■ **What you will do**:
State how many lines of the entries include the string "также", please, leaving out everything but the number.

------

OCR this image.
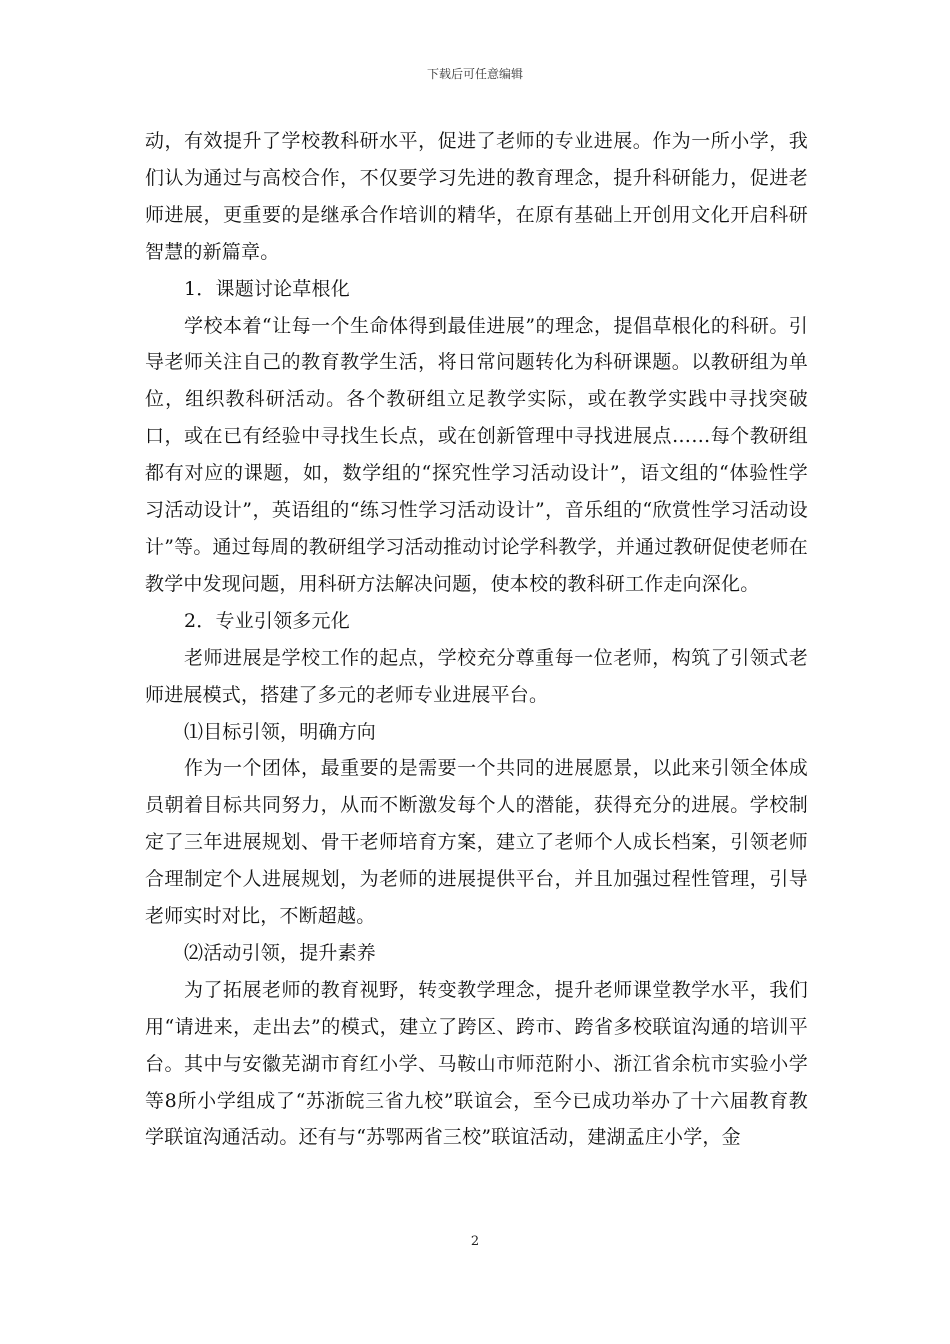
下载后可任意编辑

动，有效提升了学校教科研水平，促进了老师的专业进展。作为一所小学，我们认为通过与高校合作，不仅要学习先进的教育理念，提升科研能力，促进老师进展，更重要的是继承合作培训的精华，在原有基础上开创用文化开启科研智慧的新篇章。

1．课题讨论草根化

学校本着“让每一个生命体得到最佳进展”的理念，提倡草根化的科研。引导老师关注自己的教育教学生活，将日常问题转化为科研课题。以教研组为单位，组织教科研活动。各个教研组立足教学实际，或在教学实践中寻找突破口，或在已有经验中寻找生长点，或在创新管理中寻找进展点……每个教研组都有对应的课题，如，数学组的“探究性学习活动设计”，语文组的“体验性学习活动设计”，英语组的“练习性学习活动设计”，音乐组的“欣赏性学习活动设计”等。通过每周的教研组学习活动推动讨论学科教学，并通过教研促使老师在教学中发现问题，用科研方法解决问题，使本校的教科研工作走向深化。

2．专业引领多元化

老师进展是学校工作的起点，学校充分尊重每一位老师，构筑了引领式老师进展模式，搭建了多元的老师专业进展平台。

⑴目标引领，明确方向

作为一个团体，最重要的是需要一个共同的进展愿景，以此来引领全体成员朝着目标共同努力，从而不断激发每个人的潜能，获得充分的进展。学校制定了三年进展规划、骨干老师培育方案，建立了老师个人成长档案，引领老师合理制定个人进展规划，为老师的进展提供平台，并且加强过程性管理，引导老师实时对比，不断超越。

⑵活动引领，提升素养

为了拓展老师的教育视野，转变教学理念，提升老师课堂教学水平，我们用“请进来，走出去”的模式，建立了跨区、跨市、跨省多校联谊沟通的培训平台。其中与安徽芜湖市育红小学、马鞍山市师范附小、浙江省余杭市实验小学等8所小学组成了“苏浙皖三省九校”联谊会，至今已成功举办了十六届教育教学联谊沟通活动。还有与“苏鄂两省三校”联谊活动，建湖孟庄小学，金

2
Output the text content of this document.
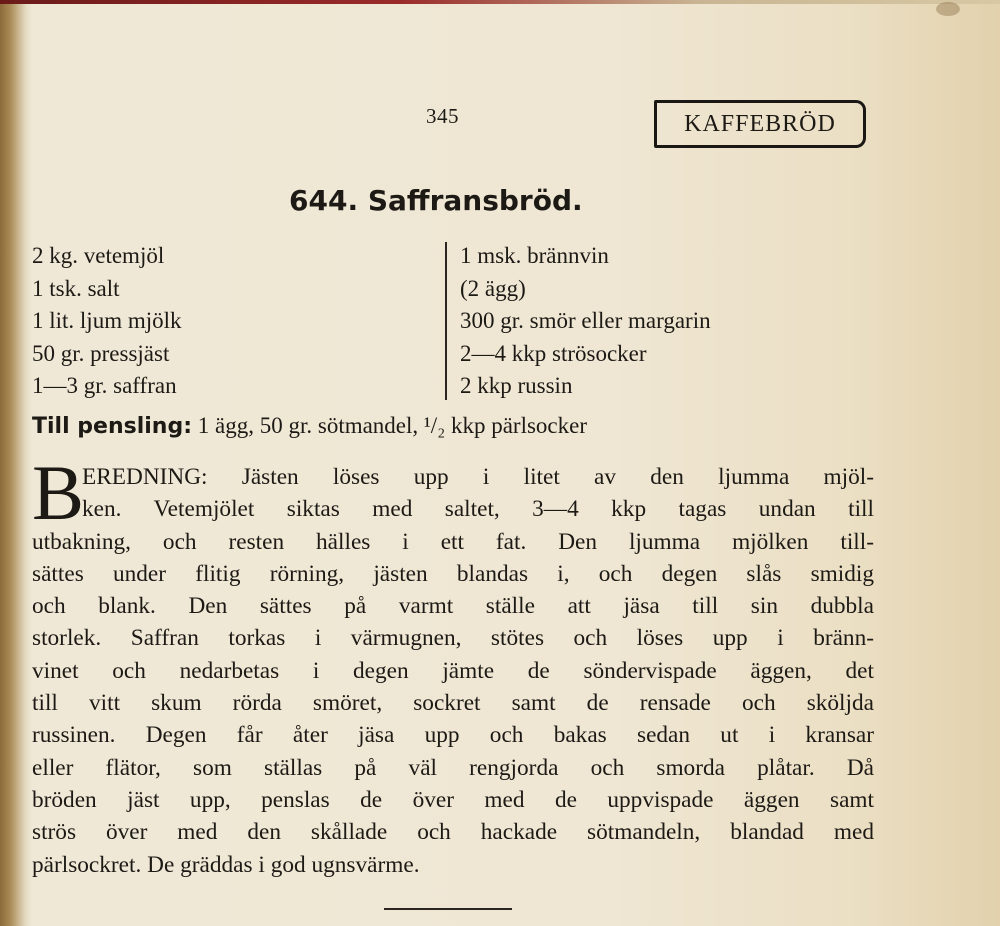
345	KAFFEBRÖD
644. Saffransbröd.
2 kg. vetemjöl
1 tsk. salt
1 lit. ljum mjölk
50 gr. pressjäst
1—3 gr. saffran
1 msk. brännvin
(2 ägg)
300 gr. smör eller margarin
2—4 kkp strösocker
2 kkp russin
Till pensling: 1 ägg, 50 gr. sötmandel, ¹/₂ kkp pärlsocker
B
EREDNING: Jästen löses upp i litet av den ljumma mjöl-
ken. Vetemjölet siktas med saltet, 3—4 kkp tagas undan till
utbakning, och resten hälles i ett fat. Den ljumma mjölken till-
sättes under flitig rörning, jästen blandas i, och degen slås smidig
och blank. Den sättes på varmt ställe att jäsa till sin dubbla
storlek. Saffran torkas i värmugnen, stötes och löses upp i bränn-
vinet och nedarbetas i degen jämte de söndervispade äggen, det
till vitt skum rörda smöret, sockret samt de rensade och sköljda
russinen. Degen får åter jäsa upp och bakas sedan ut i kransar
eller flätor, som ställas på väl rengjorda och smorda plåtar. Då
bröden jäst upp, penslas de över med de uppvispade äggen samt
strös över med den skållade och hackade sötmandeln, blandad med
pärlsockret. De gräddas i god ugnsvärme.
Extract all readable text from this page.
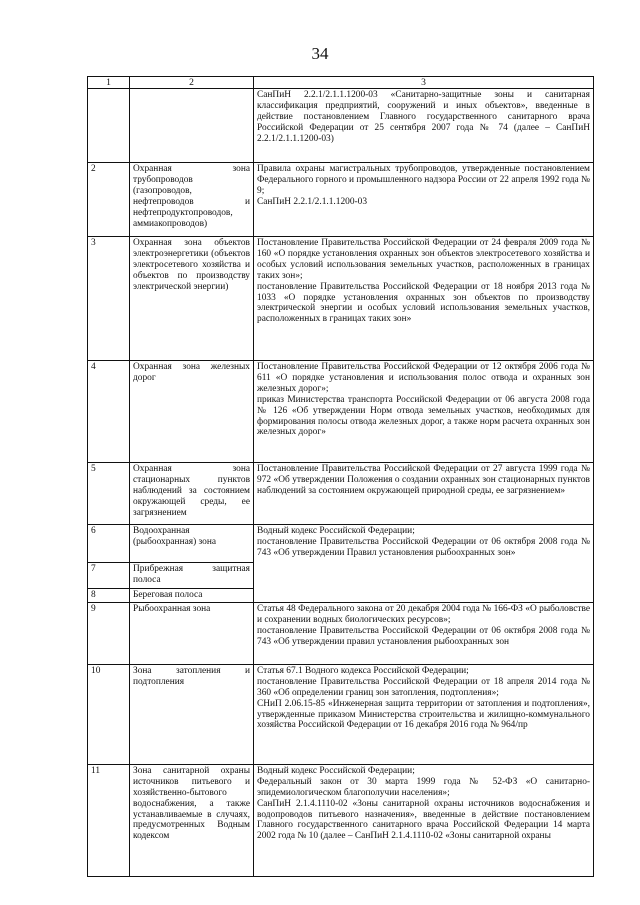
34
1	2	3

		СанПиН 2.2.1/2.1.1.1200-03 «Санитарно-защитные зоны и санитарная классификация предприятий, сооружений и иных объектов», введенные в действие постановлением Главного государственного санитарного врача Российской Федерации от 25 сентября 2007 года № 74 (далее – СанПиН 2.2.1/2.1.1.1200-03)

2	Охранная зона трубопроводов (газопроводов, нефтепроводов и нефтепродуктопроводов, аммиакопроводов)	Правила охраны магистральных трубопроводов, утвержденные постановлением Федерального горного и промышленного надзора России от 22 апреля 1992 года № 9;

СанПиН 2.2.1/2.1.1.1200-03

3	Охранная зона объектов электроэнергетики (объектов электросетевого хозяйства и объектов по производству электрической энергии)	Постановление Правительства Российской Федерации от 24 февраля 2009 года № 160 «О порядке установления охранных зон объектов электросетевого хозяйства и особых условий использования земельных участков, расположенных в границах таких зон»;

постановление Правительства Российской Федерации от 18 ноября 2013 года № 1033 «О порядке установления охранных зон объектов по производству электрической энергии и особых условий использования земельных участков, расположенных в границах таких зон»

4	Охранная зона железных дорог	Постановление Правительства Российской Федерации от 12 октября 2006 года № 611 «О порядке установления и использования полос отвода и охранных зон железных дорог»;

приказ Министерства транспорта Российской Федерации от 06 августа 2008 года № 126 «Об утверждении Норм отвода земельных участков, необходимых для формирования полосы отвода железных дорог, а также норм расчета охранных зон железных дорог»

5	Охранная зона стационарных пунктов наблюдений за состоянием окружающей среды, ее загрязнением	Постановление Правительства Российской Федерации от 27 августа 1999 года № 972 «Об утверждении Положения о создании охранных зон стационарных пунктов наблюдений за состоянием окружающей природной среды, ее загрязнением»

6	Водоохранная (рыбоохранная) зона	Водный кодекс Российской Федерации;

постановление Правительства Российской Федерации от 06 октября 2008 года № 743 «Об утверждении Правил установления рыбоохранных зон»

7	Прибрежная защитная полоса	
8	Береговая полоса	
9	Рыбоохранная зона	Статья 48 Федерального закона от 20 декабря 2004 года № 166-ФЗ «О рыболовстве и сохранении водных биологических ресурсов»;

постановление Правительства Российской Федерации от 06 октября 2008 года № 743 «Об утверждении правил установления рыбоохранных зон

10	Зона затопления и подтопления	Статья 67.1 Водного кодекса Российской Федерации;

постановление Правительства Российской Федерации от 18 апреля 2014 года № 360 «Об определении границ зон затопления, подтопления»;

СНиП 2.06.15-85 «Инженерная защита территории от затопления и подтопления», утвержденные приказом Министерства строительства и жилищно-коммунального хозяйства Российской Федерации от 16 декабря 2016 года № 964/пр

11	Зона санитарной охраны источников питьевого и хозяйственно-бытового водоснабжения, а также устанавливаемые в случаях, предусмотренных Водным кодексом	Водный кодекс Российской Федерации;

Федеральный закон от 30 марта 1999 года № 52-ФЗ «О санитарно-эпидемиологическом благополучии населения»;

СанПиН 2.1.4.1110-02 «Зоны санитарной охраны источников водоснабжения и водопроводов питьевого назначения», введенные в действие постановлением Главного государственного санитарного врача Российской Федерации 14 марта 2002 года № 10 (далее – СанПиН 2.1.4.1110-02 «Зоны санитарной охраны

------

■ **Written solution**:
2